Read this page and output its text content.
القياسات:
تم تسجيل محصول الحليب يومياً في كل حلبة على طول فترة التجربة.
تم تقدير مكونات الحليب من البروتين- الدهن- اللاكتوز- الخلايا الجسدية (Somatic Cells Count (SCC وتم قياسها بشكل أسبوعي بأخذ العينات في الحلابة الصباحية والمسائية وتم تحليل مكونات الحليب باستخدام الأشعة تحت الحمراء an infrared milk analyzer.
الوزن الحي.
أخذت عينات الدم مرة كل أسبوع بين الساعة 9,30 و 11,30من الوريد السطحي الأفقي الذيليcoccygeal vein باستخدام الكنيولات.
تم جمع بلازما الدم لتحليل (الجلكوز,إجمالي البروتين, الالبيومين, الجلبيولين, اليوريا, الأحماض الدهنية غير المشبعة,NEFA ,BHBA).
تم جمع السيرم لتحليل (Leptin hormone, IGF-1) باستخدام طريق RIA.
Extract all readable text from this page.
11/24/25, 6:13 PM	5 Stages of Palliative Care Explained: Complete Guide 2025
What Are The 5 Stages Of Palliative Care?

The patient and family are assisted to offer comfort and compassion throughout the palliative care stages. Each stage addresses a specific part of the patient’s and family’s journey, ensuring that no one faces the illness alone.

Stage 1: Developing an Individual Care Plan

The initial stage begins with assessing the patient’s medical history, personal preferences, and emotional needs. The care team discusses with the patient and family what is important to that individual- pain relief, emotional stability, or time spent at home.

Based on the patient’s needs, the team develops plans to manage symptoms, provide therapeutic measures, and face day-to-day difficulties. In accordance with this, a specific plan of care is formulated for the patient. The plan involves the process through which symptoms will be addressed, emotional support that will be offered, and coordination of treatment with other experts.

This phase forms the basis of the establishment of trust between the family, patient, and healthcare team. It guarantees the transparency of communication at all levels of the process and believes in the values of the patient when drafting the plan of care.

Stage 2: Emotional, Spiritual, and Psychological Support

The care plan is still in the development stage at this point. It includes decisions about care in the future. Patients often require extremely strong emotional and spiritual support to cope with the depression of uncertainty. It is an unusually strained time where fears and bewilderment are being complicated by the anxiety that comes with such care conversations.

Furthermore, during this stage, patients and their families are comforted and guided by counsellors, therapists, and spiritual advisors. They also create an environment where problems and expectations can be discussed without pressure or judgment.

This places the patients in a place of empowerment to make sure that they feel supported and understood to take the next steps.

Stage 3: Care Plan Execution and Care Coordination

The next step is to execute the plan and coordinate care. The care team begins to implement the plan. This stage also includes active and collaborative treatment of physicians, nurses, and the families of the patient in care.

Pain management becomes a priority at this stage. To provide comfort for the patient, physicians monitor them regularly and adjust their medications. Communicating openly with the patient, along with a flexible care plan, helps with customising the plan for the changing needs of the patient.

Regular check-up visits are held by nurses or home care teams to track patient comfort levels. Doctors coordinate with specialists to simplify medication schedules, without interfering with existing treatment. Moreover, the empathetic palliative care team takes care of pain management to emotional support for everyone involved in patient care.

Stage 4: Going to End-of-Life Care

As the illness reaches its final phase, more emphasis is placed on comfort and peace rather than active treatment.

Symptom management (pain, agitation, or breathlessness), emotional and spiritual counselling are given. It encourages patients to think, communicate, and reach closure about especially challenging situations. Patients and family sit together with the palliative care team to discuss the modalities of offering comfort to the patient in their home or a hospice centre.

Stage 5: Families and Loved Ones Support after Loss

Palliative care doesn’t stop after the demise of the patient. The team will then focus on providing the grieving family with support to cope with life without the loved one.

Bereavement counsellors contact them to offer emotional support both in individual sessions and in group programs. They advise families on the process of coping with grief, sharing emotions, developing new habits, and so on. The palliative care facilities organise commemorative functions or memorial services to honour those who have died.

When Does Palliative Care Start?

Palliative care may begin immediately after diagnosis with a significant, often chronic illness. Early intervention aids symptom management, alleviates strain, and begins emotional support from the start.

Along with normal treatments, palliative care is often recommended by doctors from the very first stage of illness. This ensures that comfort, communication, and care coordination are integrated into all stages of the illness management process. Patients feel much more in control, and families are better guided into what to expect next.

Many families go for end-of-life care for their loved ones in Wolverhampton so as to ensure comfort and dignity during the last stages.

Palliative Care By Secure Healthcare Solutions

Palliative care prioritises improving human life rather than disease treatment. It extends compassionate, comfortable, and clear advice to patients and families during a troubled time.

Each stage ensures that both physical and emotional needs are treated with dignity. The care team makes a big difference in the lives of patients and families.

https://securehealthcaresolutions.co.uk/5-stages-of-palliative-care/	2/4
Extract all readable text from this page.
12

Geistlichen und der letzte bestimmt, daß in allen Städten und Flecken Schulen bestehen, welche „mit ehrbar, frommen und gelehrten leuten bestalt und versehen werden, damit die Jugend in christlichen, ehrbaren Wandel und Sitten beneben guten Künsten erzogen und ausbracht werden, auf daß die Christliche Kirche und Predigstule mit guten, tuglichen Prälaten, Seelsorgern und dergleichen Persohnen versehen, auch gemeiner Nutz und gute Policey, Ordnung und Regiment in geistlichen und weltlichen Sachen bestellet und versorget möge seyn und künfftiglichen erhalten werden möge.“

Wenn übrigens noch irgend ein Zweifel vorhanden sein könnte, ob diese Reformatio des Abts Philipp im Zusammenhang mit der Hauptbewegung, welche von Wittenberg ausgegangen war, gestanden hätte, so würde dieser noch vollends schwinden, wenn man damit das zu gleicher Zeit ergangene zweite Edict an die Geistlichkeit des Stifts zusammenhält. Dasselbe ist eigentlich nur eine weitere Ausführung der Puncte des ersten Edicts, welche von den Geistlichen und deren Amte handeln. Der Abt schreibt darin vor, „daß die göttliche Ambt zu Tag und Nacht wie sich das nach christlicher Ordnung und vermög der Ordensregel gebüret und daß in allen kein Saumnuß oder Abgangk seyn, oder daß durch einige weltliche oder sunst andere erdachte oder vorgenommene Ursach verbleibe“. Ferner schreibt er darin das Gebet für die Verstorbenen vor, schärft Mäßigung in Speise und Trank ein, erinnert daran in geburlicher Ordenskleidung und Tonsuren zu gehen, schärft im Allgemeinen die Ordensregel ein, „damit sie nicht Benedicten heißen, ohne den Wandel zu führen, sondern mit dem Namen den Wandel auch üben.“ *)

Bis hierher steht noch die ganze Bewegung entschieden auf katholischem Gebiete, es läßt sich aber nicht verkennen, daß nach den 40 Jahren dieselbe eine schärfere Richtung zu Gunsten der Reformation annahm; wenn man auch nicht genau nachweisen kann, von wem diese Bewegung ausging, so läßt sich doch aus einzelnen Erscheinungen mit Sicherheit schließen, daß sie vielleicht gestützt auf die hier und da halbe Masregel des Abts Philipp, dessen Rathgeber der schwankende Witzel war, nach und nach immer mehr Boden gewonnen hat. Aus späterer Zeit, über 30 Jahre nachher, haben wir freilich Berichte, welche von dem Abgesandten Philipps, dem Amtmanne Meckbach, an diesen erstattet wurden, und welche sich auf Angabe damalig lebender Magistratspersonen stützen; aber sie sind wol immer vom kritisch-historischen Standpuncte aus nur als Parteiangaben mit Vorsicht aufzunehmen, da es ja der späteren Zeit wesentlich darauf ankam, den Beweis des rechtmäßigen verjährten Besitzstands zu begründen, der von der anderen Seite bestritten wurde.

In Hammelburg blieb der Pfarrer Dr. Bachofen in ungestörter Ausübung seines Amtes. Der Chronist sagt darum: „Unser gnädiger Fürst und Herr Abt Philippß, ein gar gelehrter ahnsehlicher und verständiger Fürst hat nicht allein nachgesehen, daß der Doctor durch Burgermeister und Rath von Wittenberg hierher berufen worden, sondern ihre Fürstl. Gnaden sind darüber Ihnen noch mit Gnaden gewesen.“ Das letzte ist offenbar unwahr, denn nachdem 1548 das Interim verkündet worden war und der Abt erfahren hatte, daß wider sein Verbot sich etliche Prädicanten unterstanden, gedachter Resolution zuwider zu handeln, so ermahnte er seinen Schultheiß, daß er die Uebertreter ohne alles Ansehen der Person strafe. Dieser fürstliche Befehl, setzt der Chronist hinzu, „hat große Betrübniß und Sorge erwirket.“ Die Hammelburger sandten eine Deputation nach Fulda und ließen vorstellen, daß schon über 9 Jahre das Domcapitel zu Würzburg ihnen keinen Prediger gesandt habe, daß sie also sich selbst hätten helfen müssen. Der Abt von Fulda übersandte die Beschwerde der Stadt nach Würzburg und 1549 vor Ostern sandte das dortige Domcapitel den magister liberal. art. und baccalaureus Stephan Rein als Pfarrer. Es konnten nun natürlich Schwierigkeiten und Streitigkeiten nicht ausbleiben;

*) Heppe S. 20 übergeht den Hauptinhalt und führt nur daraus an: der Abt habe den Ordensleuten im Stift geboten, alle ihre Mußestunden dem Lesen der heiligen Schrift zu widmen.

§ §

Report every line in the data above in which the word "time" appears.

■ **Solution to this exercise**
The initial stage begins with assessing the patient’s medical history, personal preferences, and emotional needs. The care team discusses with the patient and family what is important to that individual- pain relief, emotional stability, or time spent at home.
The care plan is still in the development stage at this point. It includes decisions about care in the future. Patients often require extremely strong emotional and spiritual support to cope with the depression of uncertainty. It is an unusually strained time where fears and bewilderment are being complicated by the anxiety that comes with such care conversations.
Palliative care prioritises improving human life rather than disease treatment. It extends compassionate, comfortable, and clear advice to patients and families during a troubled time.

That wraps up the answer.